What is needed
Your task is to output the listing word for word, with pictures excluded.

Given data

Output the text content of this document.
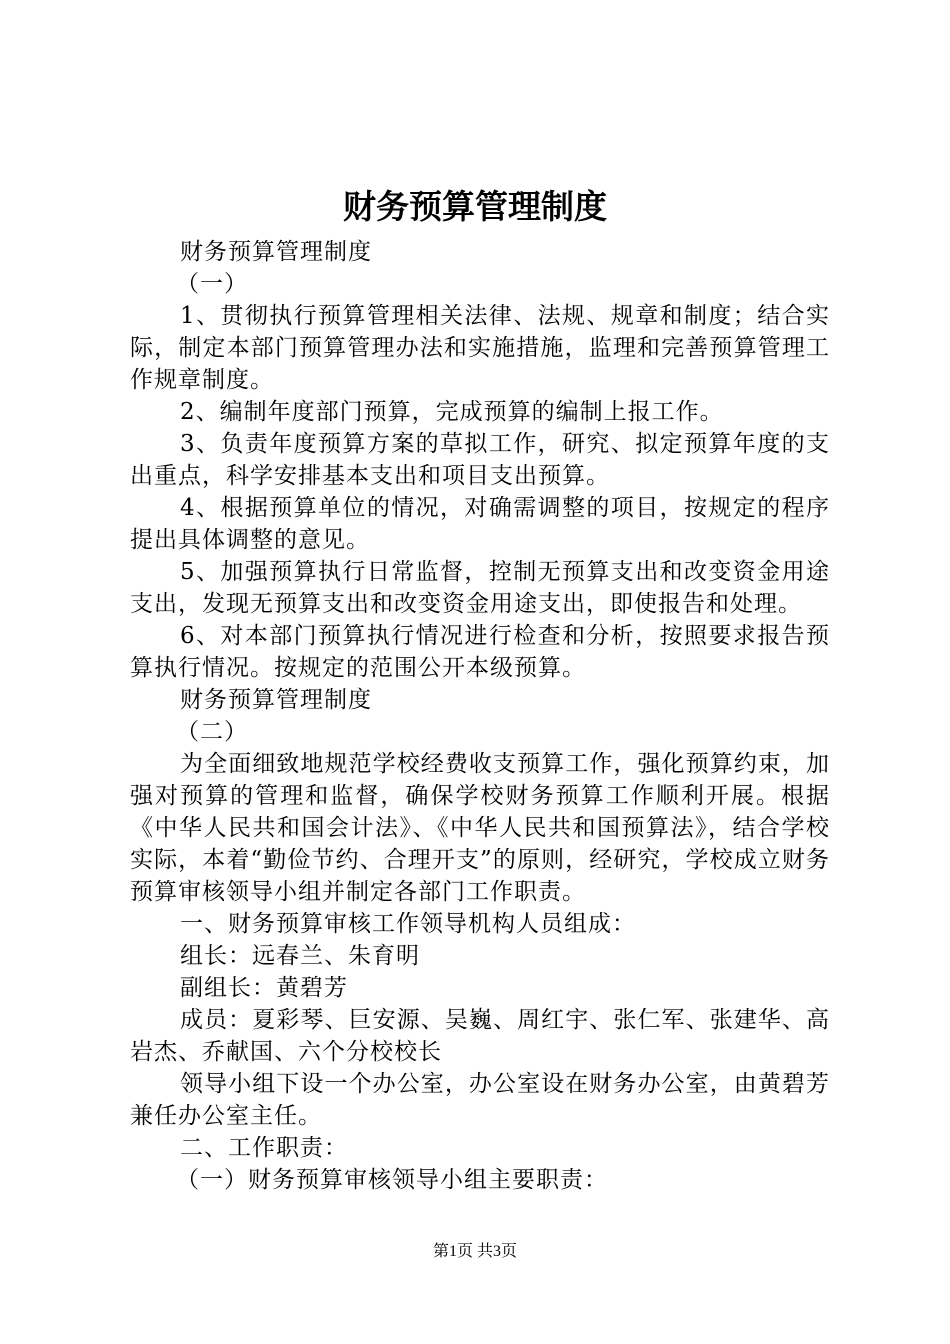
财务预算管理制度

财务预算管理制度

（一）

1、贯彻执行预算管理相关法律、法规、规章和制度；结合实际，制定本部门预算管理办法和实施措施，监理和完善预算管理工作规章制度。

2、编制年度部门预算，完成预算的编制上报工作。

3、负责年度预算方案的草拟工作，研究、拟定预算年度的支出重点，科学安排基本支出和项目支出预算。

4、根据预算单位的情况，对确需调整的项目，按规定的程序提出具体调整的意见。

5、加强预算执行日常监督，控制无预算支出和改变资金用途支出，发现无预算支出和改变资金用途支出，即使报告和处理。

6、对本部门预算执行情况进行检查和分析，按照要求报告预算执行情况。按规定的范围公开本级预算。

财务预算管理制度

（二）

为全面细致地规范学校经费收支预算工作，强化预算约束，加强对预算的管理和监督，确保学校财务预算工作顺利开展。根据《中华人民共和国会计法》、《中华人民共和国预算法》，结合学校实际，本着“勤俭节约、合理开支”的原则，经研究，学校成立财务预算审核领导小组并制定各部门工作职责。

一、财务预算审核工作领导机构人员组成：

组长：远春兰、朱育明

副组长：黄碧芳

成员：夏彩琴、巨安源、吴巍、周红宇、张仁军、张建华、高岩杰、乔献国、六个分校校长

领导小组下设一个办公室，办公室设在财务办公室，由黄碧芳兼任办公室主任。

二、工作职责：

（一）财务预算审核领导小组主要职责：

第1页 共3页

Result of this exercise
Output the text content of this document.
财务预算管理制度

财务预算管理制度

（一）

1、贯彻执行预算管理相关法律、法规、规章和制度；结合实际，制定本部门预算管理办法和实施措施，监理和完善预算管理工作规章制度。

2、编制年度部门预算，完成预算的编制上报工作。

3、负责年度预算方案的草拟工作，研究、拟定预算年度的支出重点，科学安排基本支出和项目支出预算。

4、根据预算单位的情况，对确需调整的项目，按规定的程序提出具体调整的意见。

5、加强预算执行日常监督，控制无预算支出和改变资金用途支出，发现无预算支出和改变资金用途支出，即使报告和处理。

6、对本部门预算执行情况进行检查和分析，按照要求报告预算执行情况。按规定的范围公开本级预算。

财务预算管理制度

（二）

为全面细致地规范学校经费收支预算工作，强化预算约束，加强对预算的管理和监督，确保学校财务预算工作顺利开展。根据《中华人民共和国会计法》、《中华人民共和国预算法》，结合学校实际，本着“勤俭节约、合理开支”的原则，经研究，学校成立财务预算审核领导小组并制定各部门工作职责。

一、财务预算审核工作领导机构人员组成：

组长：远春兰、朱育明

副组长：黄碧芳

成员：夏彩琴、巨安源、吴巍、周红宇、张仁军、张建华、高岩杰、乔献国、六个分校校长

领导小组下设一个办公室，办公室设在财务办公室，由黄碧芳兼任办公室主任。

二、工作职责：

（一）财务预算审核领导小组主要职责：

第1页 共3页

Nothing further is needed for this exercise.